→ **The problem**: Write out each line of the listing as it stands, without the images.

→ **Data extract**:
========================
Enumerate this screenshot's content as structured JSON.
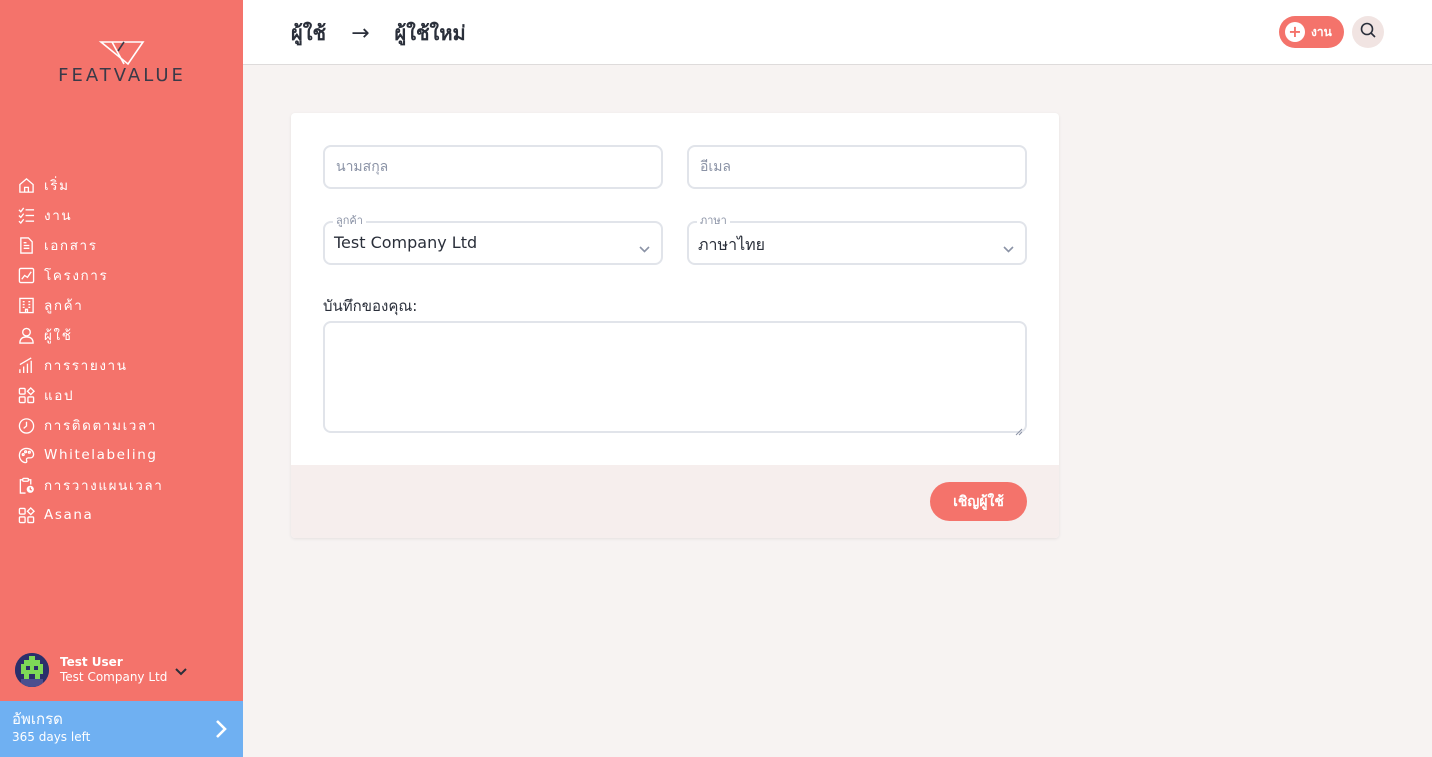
{
  "brand": {
    "name": "FEATVALUE",
    "accent": "#f4736b",
    "upgrade_color": "#6fb0f2"
  },
  "sidebar": {
    "items": [
      {
        "label": "เริ่ม",
        "icon": "home-icon"
      },
      {
        "label": "งาน",
        "icon": "checklist-icon"
      },
      {
        "label": "เอกสาร",
        "icon": "document-icon"
      },
      {
        "label": "โครงการ",
        "icon": "chart-icon"
      },
      {
        "label": "ลูกค้า",
        "icon": "building-icon"
      },
      {
        "label": "ผู้ใช้",
        "icon": "user-icon"
      },
      {
        "label": "การรายงาน",
        "icon": "bar-chart-icon"
      },
      {
        "label": "แอป",
        "icon": "apps-icon"
      },
      {
        "label": "การติดตามเวลา",
        "icon": "timer-icon"
      },
      {
        "label": "Whitelabeling",
        "icon": "palette-icon"
      },
      {
        "label": "การวางแผนเวลา",
        "icon": "clipboard-clock-icon"
      },
      {
        "label": "Asana",
        "icon": "apps-icon"
      }
    ],
    "user": {
      "name": "Test User",
      "company": "Test Company Ltd"
    },
    "upgrade": {
      "title": "อัพเกรด",
      "subtitle": "365 days left"
    }
  },
  "header": {
    "breadcrumb": {
      "parent": "ผู้ใช้",
      "separator": "→",
      "current": "ผู้ใช้ใหม่"
    },
    "task_button_label": "งาน"
  },
  "form": {
    "lastname_placeholder": "นามสกุล",
    "email_placeholder": "อีเมล",
    "customer": {
      "label": "ลูกค้า",
      "value": "Test Company Ltd"
    },
    "language": {
      "label": "ภาษา",
      "value": "ภาษาไทย"
    },
    "notes_label": "บันทึกของคุณ:",
    "invite_button": "เชิญผู้ใช้"
  }
}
========================
→ **Response for this exercise**:
Enumerate this screenshot's content as structured JSON.
{
  "brand": {
    "name": "FEATVALUE",
    "accent": "#f4736b",
    "upgrade_color": "#6fb0f2"
  },
  "sidebar": {
    "items": [
      {
        "label": "เริ่ม",
        "icon": "home-icon"
      },
      {
        "label": "งาน",
        "icon": "checklist-icon"
      },
      {
        "label": "เอกสาร",
        "icon": "document-icon"
      },
      {
        "label": "โครงการ",
        "icon": "chart-icon"
      },
      {
        "label": "ลูกค้า",
        "icon": "building-icon"
      },
      {
        "label": "ผู้ใช้",
        "icon": "user-icon"
      },
      {
        "label": "การรายงาน",
        "icon": "bar-chart-icon"
      },
      {
        "label": "แอป",
        "icon": "apps-icon"
      },
      {
        "label": "การติดตามเวลา",
        "icon": "timer-icon"
      },
      {
        "label": "Whitelabeling",
        "icon": "palette-icon"
      },
      {
        "label": "การวางแผนเวลา",
        "icon": "clipboard-clock-icon"
      },
      {
        "label": "Asana",
        "icon": "apps-icon"
      }
    ],
    "user": {
      "name": "Test User",
      "company": "Test Company Ltd"
    },
    "upgrade": {
      "title": "อัพเกรด",
      "subtitle": "365 days left"
    }
  },
  "header": {
    "breadcrumb": {
      "parent": "ผู้ใช้",
      "separator": "→",
      "current": "ผู้ใช้ใหม่"
    },
    "task_button_label": "งาน"
  },
  "form": {
    "lastname_placeholder": "นามสกุล",
    "email_placeholder": "อีเมล",
    "customer": {
      "label": "ลูกค้า",
      "value": "Test Company Ltd"
    },
    "language": {
      "label": "ภาษา",
      "value": "ภาษาไทย"
    },
    "notes_label": "บันทึกของคุณ:",
    "invite_button": "เชิญผู้ใช้"
  }
}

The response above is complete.